■ Material:
*-*-*

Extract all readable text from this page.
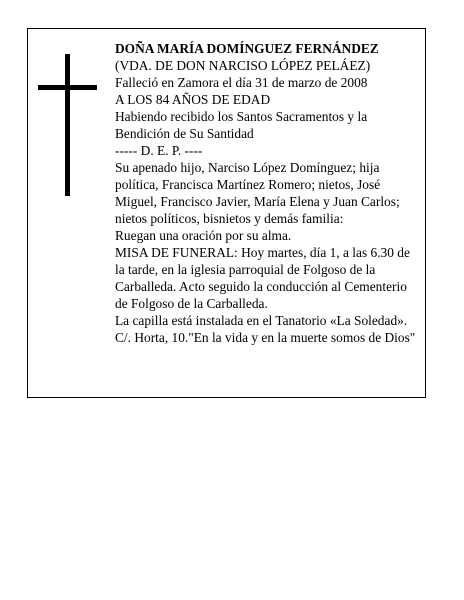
DOÑA MARÍA DOMÍNGUEZ FERNÁNDEZ

(VDA. DE DON NARCISO LÓPEZ PELÁEZ)

Falleció en Zamora el día 31 de marzo de 2008

A LOS 84 AÑOS DE EDAD

Habiendo recibido los Santos Sacramentos y la Bendición de Su Santidad

----- D. E. P. ----

Su apenado hijo, Narciso López Domínguez; hija política, Francisca Martínez Romero; nietos, José Miguel, Francisco Javier, María Elena y Juan Carlos; nietos políticos, bisnietos y demás familia:

Ruegan una oración por su alma.

MISA DE FUNERAL: Hoy martes, día 1, a las 6.30 de la tarde, en la iglesia parroquial de Folgoso de la Carballeda. Acto seguido la conducción al Cementerio de Folgoso de la Carballeda.

La capilla está instalada en el Tanatorio «La Soledad». C/. Horta, 10."En la vida y en la muerte somos de Dios"
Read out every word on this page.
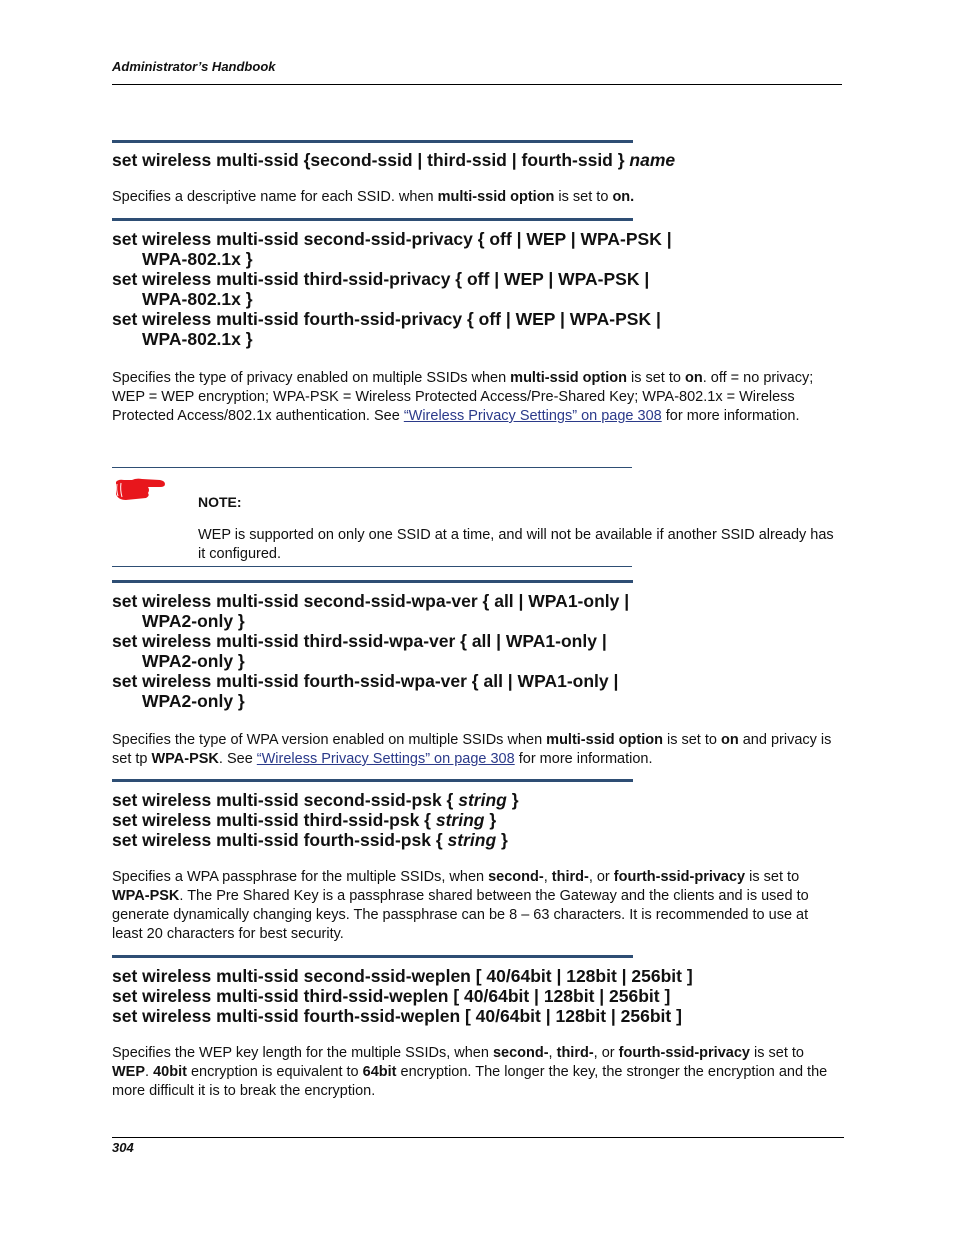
Administrator’s Handbook
set wireless multi-ssid {second-ssid | third-ssid | fourth-ssid } name
Specifies a descriptive name for each SSID. when multi-ssid option is set to on.
set wireless multi-ssid second-ssid-privacy { off | WEP | WPA-PSK |
WPA-802.1x }
set wireless multi-ssid third-ssid-privacy { off | WEP | WPA-PSK |
WPA-802.1x }
set wireless multi-ssid fourth-ssid-privacy { off | WEP | WPA-PSK |
WPA-802.1x }
Specifies the type of privacy enabled on multiple SSIDs when multi-ssid option is set to on. off = no privacy; WEP = WEP encryption; WPA-PSK = Wireless Protected Access/Pre-Shared Key; WPA-802.1x = Wireless Protected Access/802.1x authentication. See “Wireless Privacy Settings” on page 308 for more information.
NOTE:
WEP is supported on only one SSID at a time, and will not be available if another SSID already has it configured.
set wireless multi-ssid second-ssid-wpa-ver { all | WPA1-only |
WPA2-only }
set wireless multi-ssid third-ssid-wpa-ver { all | WPA1-only |
WPA2-only }
set wireless multi-ssid fourth-ssid-wpa-ver { all | WPA1-only |
WPA2-only }
Specifies the type of WPA version enabled on multiple SSIDs when multi-ssid option is set to on and privacy is set tp WPA-PSK. See “Wireless Privacy Settings” on page 308 for more information.
set wireless multi-ssid second-ssid-psk { string }
set wireless multi-ssid third-ssid-psk { string }
set wireless multi-ssid fourth-ssid-psk { string }
Specifies a WPA passphrase for the multiple SSIDs, when second-, third-, or fourth-ssid-privacy is set to WPA-PSK. The Pre Shared Key is a passphrase shared between the Gateway and the clients and is used to generate dynamically changing keys. The passphrase can be 8 – 63 characters. It is recommended to use at least 20 characters for best security.
set wireless multi-ssid second-ssid-weplen [ 40/64bit | 128bit | 256bit ]
set wireless multi-ssid third-ssid-weplen [ 40/64bit | 128bit | 256bit ]
set wireless multi-ssid fourth-ssid-weplen [ 40/64bit | 128bit | 256bit ]
Specifies the WEP key length for the multiple SSIDs, when second-, third-, or fourth-ssid-privacy is set to WEP. 40bit encryption is equivalent to 64bit encryption. The longer the key, the stronger the encryption and the more difficult it is to break the encryption.
304
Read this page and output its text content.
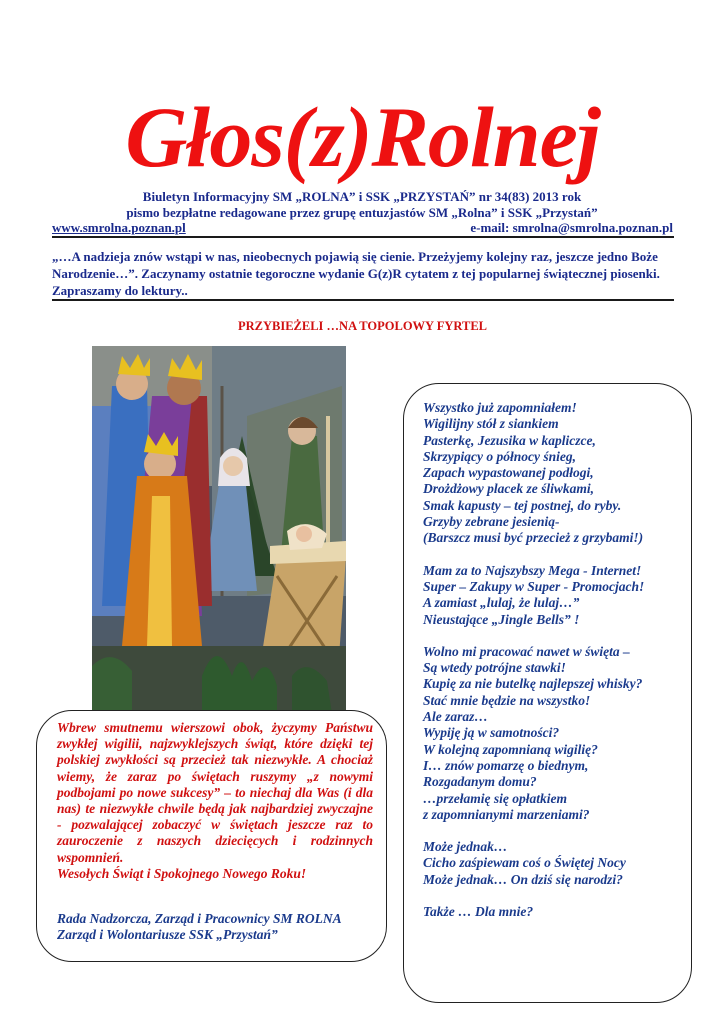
Głos(z)Rolnej
Biuletyn Informacyjny SM „ROLNA” i SSK „PRZYSTAŃ” nr 34(83) 2013 rok
pismo bezpłatne redagowane przez grupę entuzjastów SM „Rolna” i SSK „Przystań”
www.smrolna.poznan.pl	e-mail: smrolna@smrolna.poznan.pl
„…A nadzieja znów wstąpi w nas, nieobecnych pojawią się cienie. Przeżyjemy kolejny raz, jeszcze jedno Boże Narodzenie…”. Zaczynamy ostatnie tegoroczne wydanie G(z)R cytatem z tej popularnej świątecznej piosenki. Zapraszamy do lektury..
PRZYBIEŻELI …NA TOPOLOWY FYRTEL
Wszystko już zapomniałem!
Wigilijny stół z siankiem
Pasterkę, Jezusika w kapliczce,
Skrzypiący o północy śnieg,
Zapach wypastowanej podłogi,
Drożdżowy placek ze śliwkami,
Smak kapusty – tej postnej, do ryby.
Grzyby zebrane jesienią-
(Barszcz musi być przecież z grzybami!)
Mam za to Najszybszy Mega - Internet!
Super – Zakupy w Super - Promocjach!
A zamiast „lulaj, że lulaj…”
Nieustające „Jingle Bells” !
Wolno mi pracować nawet w święta –
Są wtedy potrójne stawki!
Kupię za nie butelkę najlepszej whisky?
Stać mnie będzie na wszystko!
Ale zaraz…
Wypiję ją w samotności?
W kolejną zapomnianą wigilię?
I… znów pomarzę o biednym,
Rozgadanym domu?
…przełamię się opłatkiem
z zapomnianymi marzeniami?
Może jednak…
Cicho zaśpiewam coś o Świętej Nocy
Może jednak… On dziś się narodzi?
Także … Dla mnie?
Wbrew smutnemu wierszowi obok, życzymy Państwu zwykłej wigilii, najzwyklejszych świąt, które dzięki tej polskiej zwykłości są przecież tak niezwykłe. A chociaż wiemy, że zaraz po świętach ruszymy „z nowymi podbojami po nowe sukcesy” – to niechaj dla Was (i dla nas) te niezwykłe chwile będą jak najbardziej zwyczajne - pozwalającej zobaczyć w świętach jeszcze raz to zauroczenie z naszych dziecięcych i rodzinnych wspomnień.
Wesołych Świąt i Spokojnego Nowego Roku!
Rada Nadzorcza, Zarząd i Pracownicy SM ROLNA
Zarząd i Wolontariusze SSK „Przystań”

*-*-*

■ Exercise task: Using the listing above, pull out all lines that hold the word "jednak".

■ Correct output:
Może jednak…
Może jednak… On dziś się narodzi?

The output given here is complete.